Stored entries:
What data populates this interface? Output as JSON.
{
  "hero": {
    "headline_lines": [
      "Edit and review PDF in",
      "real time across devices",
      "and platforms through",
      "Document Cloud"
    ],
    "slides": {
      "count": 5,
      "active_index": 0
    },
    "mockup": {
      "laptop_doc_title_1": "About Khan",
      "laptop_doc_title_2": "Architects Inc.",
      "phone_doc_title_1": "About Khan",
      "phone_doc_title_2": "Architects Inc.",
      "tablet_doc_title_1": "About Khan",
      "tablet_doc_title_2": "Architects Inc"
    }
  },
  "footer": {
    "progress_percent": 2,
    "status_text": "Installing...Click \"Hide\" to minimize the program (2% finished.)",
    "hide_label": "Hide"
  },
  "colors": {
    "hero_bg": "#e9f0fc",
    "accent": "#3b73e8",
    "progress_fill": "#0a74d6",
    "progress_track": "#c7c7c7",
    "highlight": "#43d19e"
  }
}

> [What you have to do]: Reproduce the listing in full. Keep it exactly as written.

> [Result]:
What data populates this interface? Output as JSON.
{
  "hero": {
    "headline_lines": [
      "Edit and review PDF in",
      "real time across devices",
      "and platforms through",
      "Document Cloud"
    ],
    "slides": {
      "count": 5,
      "active_index": 0
    },
    "mockup": {
      "laptop_doc_title_1": "About Khan",
      "laptop_doc_title_2": "Architects Inc.",
      "phone_doc_title_1": "About Khan",
      "phone_doc_title_2": "Architects Inc.",
      "tablet_doc_title_1": "About Khan",
      "tablet_doc_title_2": "Architects Inc"
    }
  },
  "footer": {
    "progress_percent": 2,
    "status_text": "Installing...Click \"Hide\" to minimize the program (2% finished.)",
    "hide_label": "Hide"
  },
  "colors": {
    "hero_bg": "#e9f0fc",
    "accent": "#3b73e8",
    "progress_fill": "#0a74d6",
    "progress_track": "#c7c7c7",
    "highlight": "#43d19e"
  }
}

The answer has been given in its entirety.